■ TASK GOAL: Narrow the data below down to the lines containing "militaire".

■ RECORDS SUPPLIED:
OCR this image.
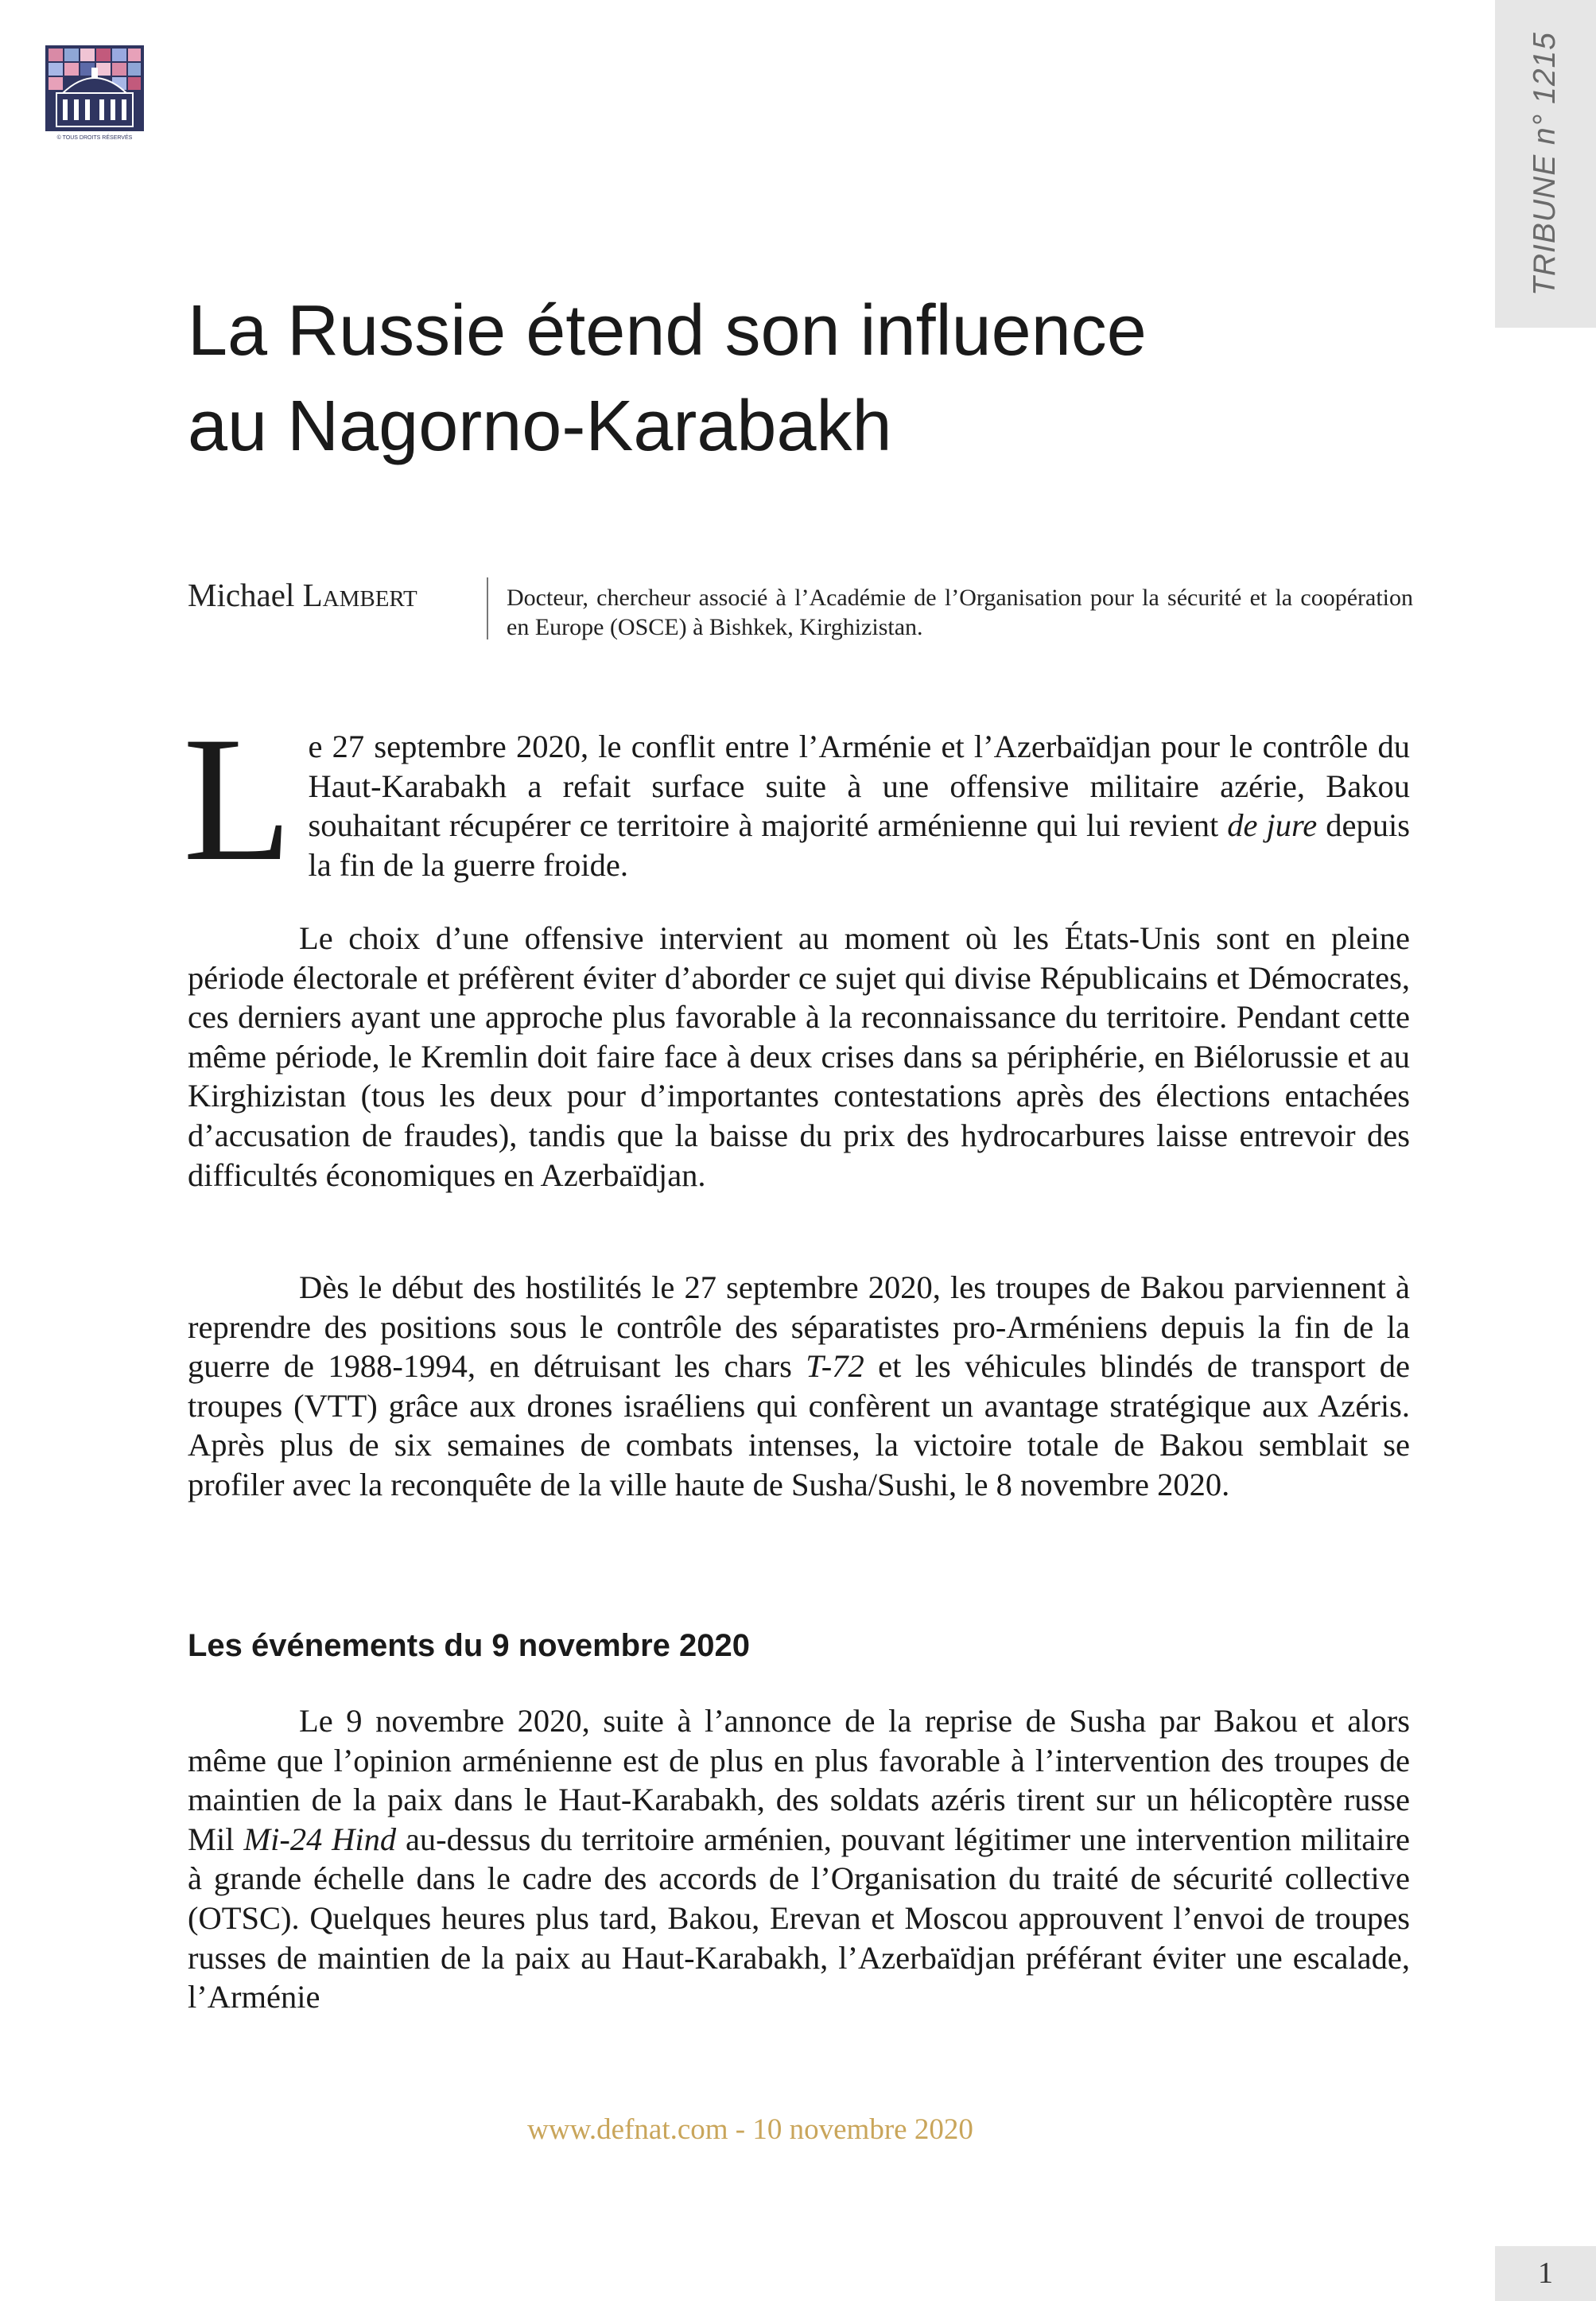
© TOUS DROITS RÉSERVÉS	TRIBUNE n° 1215
La Russie étend son influence
au Nagorno-Karabakh
Michael Lambert	Docteur, chercheur associé à l’Académie de l’Organisation pour la sécurité et la coopération en Europe (OSCE) à Bishkek, Kirghizistan.

Le 27 septembre 2020, le conflit entre l’Arménie et l’Azerbaïdjan pour le contrôle du Haut-Karabakh a refait surface suite à une offensive militaire azérie, Bakou souhaitant récupérer ce territoire à majorité arménienne qui lui revient de jure depuis la fin de la guerre froide.

Le choix d’une offensive intervient au moment où les États-Unis sont en pleine période électorale et préfèrent éviter d’aborder ce sujet qui divise Républicains et Démocrates, ces derniers ayant une approche plus favorable à la reconnaissance du territoire. Pendant cette même période, le Kremlin doit faire face à deux crises dans sa périphérie, en Biélorussie et au Kirghizistan (tous les deux pour d’importantes contestations après des élections entachées d’accusation de fraudes), tandis que la baisse du prix des hydrocarbures laisse entrevoir des difficultés économiques en Azerbaïdjan.

Dès le début des hostilités le 27 septembre 2020, les troupes de Bakou parviennent à reprendre des positions sous le contrôle des séparatistes pro-Arméniens depuis la fin de la guerre de 1988-1994, en détruisant les chars T-72 et les véhicules blindés de transport de troupes (VTT) grâce aux drones israéliens qui confèrent un avantage stratégique aux Azéris. Après plus de six semaines de combats intenses, la victoire totale de Bakou semblait se profiler avec la reconquête de la ville haute de Susha/Sushi, le 8 novembre 2020.

Les événements du 9 novembre 2020

Le 9 novembre 2020, suite à l’annonce de la reprise de Susha par Bakou et alors même que l’opinion arménienne est de plus en plus favorable à l’intervention des troupes de maintien de la paix dans le Haut-Karabakh, des soldats azéris tirent sur un hélicoptère russe Mil Mi-24 Hind au-dessus du territoire arménien, pouvant légitimer une intervention militaire à grande échelle dans le cadre des accords de l’Organisation du traité de sécurité collective (OTSC). Quelques heures plus tard, Bakou, Erevan et Moscou approuvent l’envoi de troupes russes de maintien de la paix au Haut-Karabakh, l’Azerbaïdjan préférant éviter une escalade, l’Arménie

www.defnat.com - 10 novembre 2020
1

■ SOLUTION:
Le 27 septembre 2020, le conflit entre l’Arménie et l’Azerbaïdjan pour le contrôle du Haut-Karabakh a refait surface suite à une offensive militaire azérie, Bakou souhaitant récupérer ce territoire à majorité arménienne qui lui revient de jure depuis la fin de la guerre froide.
Le 9 novembre 2020, suite à l’annonce de la reprise de Susha par Bakou et alors même que l’opinion arménienne est de plus en plus favorable à l’intervention des troupes de maintien de la paix dans le Haut-Karabakh, des soldats azéris tirent sur un hélicoptère russe Mil Mi-24 Hind au-dessus du territoire arménien, pouvant légitimer une intervention militaire à grande échelle dans le cadre des accords de l’Organisation du traité de sécurité collective (OTSC). Quelques heures plus tard, Bakou, Erevan et Moscou approuvent l’envoi de troupes russes de maintien de la paix au Haut-Karabakh, l’Azerbaïdjan préférant éviter une escalade, l’Arménie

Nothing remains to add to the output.